─── Excerpted data

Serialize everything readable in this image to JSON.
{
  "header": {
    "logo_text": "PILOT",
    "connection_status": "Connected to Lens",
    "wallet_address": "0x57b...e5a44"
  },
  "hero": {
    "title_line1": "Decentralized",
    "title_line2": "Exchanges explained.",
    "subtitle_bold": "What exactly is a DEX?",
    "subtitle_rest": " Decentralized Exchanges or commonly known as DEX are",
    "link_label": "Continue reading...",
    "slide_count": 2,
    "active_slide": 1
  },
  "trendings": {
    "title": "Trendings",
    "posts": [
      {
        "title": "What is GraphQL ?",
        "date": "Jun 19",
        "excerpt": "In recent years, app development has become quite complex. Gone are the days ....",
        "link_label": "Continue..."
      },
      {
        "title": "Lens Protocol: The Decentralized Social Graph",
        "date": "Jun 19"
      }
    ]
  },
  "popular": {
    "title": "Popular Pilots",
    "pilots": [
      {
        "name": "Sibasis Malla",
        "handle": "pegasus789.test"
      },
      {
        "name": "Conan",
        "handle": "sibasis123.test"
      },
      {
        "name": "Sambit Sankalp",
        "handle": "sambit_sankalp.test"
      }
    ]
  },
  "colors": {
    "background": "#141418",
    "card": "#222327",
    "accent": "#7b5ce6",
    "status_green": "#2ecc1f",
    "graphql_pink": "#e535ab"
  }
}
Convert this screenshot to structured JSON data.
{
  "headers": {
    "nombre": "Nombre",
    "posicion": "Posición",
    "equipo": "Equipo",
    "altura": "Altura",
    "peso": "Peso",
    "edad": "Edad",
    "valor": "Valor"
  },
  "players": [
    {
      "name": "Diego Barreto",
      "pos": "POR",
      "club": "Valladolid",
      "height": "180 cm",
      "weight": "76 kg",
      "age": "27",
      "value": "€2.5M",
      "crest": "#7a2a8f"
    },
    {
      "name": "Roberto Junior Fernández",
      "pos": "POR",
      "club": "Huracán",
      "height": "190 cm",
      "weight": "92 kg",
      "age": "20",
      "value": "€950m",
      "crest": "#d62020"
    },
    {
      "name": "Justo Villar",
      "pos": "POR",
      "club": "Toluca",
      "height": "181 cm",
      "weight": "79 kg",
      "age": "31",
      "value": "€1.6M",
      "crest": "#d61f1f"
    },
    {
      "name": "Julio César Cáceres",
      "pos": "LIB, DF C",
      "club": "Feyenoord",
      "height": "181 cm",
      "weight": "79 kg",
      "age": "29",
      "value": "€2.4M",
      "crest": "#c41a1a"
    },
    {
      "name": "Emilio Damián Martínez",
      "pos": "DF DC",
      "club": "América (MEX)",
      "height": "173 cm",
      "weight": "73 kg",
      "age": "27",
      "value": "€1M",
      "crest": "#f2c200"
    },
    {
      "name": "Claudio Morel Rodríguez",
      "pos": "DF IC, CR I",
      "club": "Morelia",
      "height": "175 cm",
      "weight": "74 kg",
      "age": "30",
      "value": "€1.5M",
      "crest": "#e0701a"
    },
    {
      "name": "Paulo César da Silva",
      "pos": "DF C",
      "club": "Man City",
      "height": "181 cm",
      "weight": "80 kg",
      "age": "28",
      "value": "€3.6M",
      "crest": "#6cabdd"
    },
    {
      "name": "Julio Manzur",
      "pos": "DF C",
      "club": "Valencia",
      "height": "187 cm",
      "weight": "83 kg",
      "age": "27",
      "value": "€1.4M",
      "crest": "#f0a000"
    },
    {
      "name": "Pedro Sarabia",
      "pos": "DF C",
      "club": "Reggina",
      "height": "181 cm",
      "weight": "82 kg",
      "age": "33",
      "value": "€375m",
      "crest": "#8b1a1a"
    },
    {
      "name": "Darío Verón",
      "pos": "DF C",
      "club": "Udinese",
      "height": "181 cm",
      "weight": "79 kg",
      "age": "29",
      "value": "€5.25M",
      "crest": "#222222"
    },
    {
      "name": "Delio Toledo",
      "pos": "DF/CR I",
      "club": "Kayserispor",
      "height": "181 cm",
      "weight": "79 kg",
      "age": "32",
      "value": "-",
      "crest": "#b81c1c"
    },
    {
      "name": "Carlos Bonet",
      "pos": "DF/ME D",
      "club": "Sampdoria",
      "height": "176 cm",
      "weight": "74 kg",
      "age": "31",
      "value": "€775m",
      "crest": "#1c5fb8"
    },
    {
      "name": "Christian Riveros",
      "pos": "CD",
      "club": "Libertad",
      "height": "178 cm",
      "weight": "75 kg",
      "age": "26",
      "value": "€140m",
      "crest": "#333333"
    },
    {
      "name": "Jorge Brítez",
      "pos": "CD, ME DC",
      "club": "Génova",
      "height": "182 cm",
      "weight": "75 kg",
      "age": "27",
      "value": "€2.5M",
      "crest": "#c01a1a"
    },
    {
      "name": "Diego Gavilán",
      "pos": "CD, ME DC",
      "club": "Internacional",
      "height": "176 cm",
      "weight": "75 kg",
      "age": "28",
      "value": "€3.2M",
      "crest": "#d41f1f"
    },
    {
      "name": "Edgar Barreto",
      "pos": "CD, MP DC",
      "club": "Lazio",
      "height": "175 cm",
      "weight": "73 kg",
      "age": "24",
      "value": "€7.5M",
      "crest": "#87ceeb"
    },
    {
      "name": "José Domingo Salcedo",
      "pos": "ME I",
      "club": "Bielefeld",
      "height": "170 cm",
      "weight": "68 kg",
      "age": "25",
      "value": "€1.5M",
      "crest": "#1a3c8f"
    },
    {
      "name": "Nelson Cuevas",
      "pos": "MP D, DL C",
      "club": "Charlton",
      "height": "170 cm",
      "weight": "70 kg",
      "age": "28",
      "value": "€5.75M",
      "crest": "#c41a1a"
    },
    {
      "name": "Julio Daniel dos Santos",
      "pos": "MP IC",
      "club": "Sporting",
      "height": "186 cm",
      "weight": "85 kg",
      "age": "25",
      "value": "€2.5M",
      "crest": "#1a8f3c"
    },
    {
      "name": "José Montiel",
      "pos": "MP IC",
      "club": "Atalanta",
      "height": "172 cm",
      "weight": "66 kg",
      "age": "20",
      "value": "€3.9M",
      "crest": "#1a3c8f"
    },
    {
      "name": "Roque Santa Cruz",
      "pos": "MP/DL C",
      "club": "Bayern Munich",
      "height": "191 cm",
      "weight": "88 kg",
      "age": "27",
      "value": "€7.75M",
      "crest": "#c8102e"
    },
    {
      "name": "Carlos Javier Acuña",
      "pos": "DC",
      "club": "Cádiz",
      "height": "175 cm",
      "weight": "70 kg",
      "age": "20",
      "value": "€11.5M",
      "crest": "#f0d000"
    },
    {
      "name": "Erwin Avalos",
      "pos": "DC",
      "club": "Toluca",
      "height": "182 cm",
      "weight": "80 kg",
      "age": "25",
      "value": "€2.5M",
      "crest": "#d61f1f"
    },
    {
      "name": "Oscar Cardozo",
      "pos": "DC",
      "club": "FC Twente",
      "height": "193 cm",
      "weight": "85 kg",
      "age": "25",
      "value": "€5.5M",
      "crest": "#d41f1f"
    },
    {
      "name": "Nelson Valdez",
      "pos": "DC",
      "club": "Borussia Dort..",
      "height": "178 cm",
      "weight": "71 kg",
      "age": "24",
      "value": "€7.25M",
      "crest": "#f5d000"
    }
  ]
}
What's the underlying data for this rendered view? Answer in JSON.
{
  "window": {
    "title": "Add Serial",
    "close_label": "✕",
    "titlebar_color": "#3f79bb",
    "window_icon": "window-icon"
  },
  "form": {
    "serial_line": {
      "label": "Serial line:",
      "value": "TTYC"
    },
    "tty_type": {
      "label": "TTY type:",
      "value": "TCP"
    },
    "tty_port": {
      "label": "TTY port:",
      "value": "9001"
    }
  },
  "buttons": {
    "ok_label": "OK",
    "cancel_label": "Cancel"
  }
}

──────

* [Problem description] Show each line holding the word "César".

* [Answer to the task]
      "name": "Julio César Cáceres",
      "name": "Paulo César da Silva",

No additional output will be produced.